EXERCISE => Arrange everything from the start of the material down to the line containing "683, 177, 710]" as a numbered list, with blank lines left out.

PROVIDED RECORDS =>
= = =

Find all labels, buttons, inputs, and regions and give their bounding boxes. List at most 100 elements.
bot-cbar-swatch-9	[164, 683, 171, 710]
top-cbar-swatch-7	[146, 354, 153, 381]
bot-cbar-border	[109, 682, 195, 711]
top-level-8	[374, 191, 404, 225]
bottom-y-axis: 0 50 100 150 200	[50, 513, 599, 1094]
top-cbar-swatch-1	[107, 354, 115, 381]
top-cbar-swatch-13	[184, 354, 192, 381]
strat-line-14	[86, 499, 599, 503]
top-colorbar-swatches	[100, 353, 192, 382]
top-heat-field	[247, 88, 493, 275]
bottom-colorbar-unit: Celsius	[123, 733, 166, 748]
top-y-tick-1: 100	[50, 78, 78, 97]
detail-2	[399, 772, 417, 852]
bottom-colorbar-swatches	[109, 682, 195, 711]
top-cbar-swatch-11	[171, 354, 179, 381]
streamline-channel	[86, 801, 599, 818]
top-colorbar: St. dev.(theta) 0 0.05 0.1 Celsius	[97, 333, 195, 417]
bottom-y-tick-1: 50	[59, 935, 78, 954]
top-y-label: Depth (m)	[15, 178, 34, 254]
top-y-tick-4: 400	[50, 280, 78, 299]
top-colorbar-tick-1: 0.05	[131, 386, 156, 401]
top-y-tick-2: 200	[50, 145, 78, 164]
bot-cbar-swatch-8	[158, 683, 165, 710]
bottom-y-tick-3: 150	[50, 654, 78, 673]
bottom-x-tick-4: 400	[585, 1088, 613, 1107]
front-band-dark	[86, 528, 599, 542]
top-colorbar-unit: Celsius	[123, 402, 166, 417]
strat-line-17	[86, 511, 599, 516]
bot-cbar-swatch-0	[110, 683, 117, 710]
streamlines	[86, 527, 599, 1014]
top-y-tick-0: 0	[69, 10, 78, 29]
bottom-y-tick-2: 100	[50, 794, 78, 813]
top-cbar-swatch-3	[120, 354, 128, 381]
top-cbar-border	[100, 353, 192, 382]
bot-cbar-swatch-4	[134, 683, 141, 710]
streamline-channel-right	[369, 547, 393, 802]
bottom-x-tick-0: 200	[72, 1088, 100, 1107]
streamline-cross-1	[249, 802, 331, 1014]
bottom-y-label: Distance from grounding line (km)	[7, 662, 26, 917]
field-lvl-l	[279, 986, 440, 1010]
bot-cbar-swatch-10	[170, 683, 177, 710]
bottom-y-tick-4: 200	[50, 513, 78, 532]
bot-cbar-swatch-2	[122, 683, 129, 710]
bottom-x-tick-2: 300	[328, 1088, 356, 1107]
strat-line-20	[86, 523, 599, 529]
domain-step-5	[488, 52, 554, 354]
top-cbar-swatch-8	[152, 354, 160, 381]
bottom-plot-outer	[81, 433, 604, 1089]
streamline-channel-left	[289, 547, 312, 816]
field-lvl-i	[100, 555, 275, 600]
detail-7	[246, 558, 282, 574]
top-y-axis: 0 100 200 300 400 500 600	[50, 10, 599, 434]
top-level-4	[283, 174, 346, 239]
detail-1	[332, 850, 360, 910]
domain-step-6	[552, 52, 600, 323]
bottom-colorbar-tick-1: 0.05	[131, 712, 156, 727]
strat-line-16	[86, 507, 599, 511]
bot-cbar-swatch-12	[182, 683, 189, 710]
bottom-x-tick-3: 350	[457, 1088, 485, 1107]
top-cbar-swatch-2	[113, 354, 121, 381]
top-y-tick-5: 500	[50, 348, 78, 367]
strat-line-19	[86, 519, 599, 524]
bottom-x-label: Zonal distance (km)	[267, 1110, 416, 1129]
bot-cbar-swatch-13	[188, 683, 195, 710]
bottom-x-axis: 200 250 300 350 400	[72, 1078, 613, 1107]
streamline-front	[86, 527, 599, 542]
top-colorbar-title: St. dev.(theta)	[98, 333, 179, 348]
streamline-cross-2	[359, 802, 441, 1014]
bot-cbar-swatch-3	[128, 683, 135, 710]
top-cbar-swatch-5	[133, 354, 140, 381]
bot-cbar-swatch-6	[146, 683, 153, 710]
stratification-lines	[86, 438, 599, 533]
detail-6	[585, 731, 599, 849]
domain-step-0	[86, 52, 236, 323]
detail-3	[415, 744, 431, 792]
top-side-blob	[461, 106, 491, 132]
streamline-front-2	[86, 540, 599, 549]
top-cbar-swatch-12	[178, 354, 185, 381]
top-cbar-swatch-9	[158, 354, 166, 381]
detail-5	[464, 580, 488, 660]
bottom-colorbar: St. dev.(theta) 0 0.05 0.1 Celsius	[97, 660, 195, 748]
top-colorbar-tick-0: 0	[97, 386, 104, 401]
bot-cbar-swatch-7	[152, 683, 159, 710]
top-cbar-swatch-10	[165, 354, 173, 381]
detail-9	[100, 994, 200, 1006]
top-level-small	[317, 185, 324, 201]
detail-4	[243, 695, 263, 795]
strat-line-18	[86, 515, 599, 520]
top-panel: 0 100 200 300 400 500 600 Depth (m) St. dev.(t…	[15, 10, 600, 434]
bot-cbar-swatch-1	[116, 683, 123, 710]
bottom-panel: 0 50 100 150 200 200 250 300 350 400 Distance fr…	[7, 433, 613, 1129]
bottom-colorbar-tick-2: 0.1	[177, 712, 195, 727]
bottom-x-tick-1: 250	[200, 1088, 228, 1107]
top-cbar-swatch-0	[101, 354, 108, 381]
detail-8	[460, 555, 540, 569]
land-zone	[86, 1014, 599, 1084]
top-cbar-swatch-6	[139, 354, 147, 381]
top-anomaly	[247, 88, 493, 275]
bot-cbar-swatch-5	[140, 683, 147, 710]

= = =

RESPONSE =>
1. Find all labels, buttons, inputs, and regions and give their bounding boxes. List at most 100 elements.
2. bot-cbar-swatch-9	[164, 683, 171, 710]
3. top-cbar-swatch-7	[146, 354, 153, 381]
4. bot-cbar-border	[109, 682, 195, 711]
5. top-level-8	[374, 191, 404, 225]
6. bottom-y-axis: 0 50 100 150 200	[50, 513, 599, 1094]
7. top-cbar-swatch-1	[107, 354, 115, 381]
8. top-cbar-swatch-13	[184, 354, 192, 381]
9. strat-line-14	[86, 499, 599, 503]
10. top-colorbar-swatches	[100, 353, 192, 382]
11. top-heat-field	[247, 88, 493, 275]
12. bottom-colorbar-unit: Celsius	[123, 733, 166, 748]
13. top-y-tick-1: 100	[50, 78, 78, 97]
14. detail-2	[399, 772, 417, 852]
15. bottom-colorbar-swatches	[109, 682, 195, 711]
16. top-cbar-swatch-11	[171, 354, 179, 381]
17. streamline-channel	[86, 801, 599, 818]
18. top-colorbar: St. dev.(theta) 0 0.05 0.1 Celsius	[97, 333, 195, 417]
19. bottom-y-tick-1: 50	[59, 935, 78, 954]
20. top-y-label: Depth (m)	[15, 178, 34, 254]
21. top-y-tick-4: 400	[50, 280, 78, 299]
22. top-colorbar-tick-1: 0.05	[131, 386, 156, 401]
23. top-y-tick-2: 200	[50, 145, 78, 164]
24. bot-cbar-swatch-8	[158, 683, 165, 710]
25. bottom-y-tick-3: 150	[50, 654, 78, 673]
26. bottom-x-tick-4: 400	[585, 1088, 613, 1107]
27. front-band-dark	[86, 528, 599, 542]
28. top-colorbar-unit: Celsius	[123, 402, 166, 417]
29. strat-line-17	[86, 511, 599, 516]
30. bot-cbar-swatch-0	[110, 683, 117, 710]
31. streamlines	[86, 527, 599, 1014]
32. top-y-tick-0: 0	[69, 10, 78, 29]
33. bottom-y-tick-2: 100	[50, 794, 78, 813]
34. top-cbar-swatch-3	[120, 354, 128, 381]
35. top-cbar-border	[100, 353, 192, 382]
36. bot-cbar-swatch-4	[134, 683, 141, 710]
37. streamline-channel-right	[369, 547, 393, 802]
38. bottom-x-tick-0: 200	[72, 1088, 100, 1107]
39. streamline-cross-1	[249, 802, 331, 1014]
40. bottom-y-label: Distance from grounding line (km)	[7, 662, 26, 917]
41. field-lvl-l	[279, 986, 440, 1010]
42. bot-cbar-swatch-10	[170, 683, 177, 710]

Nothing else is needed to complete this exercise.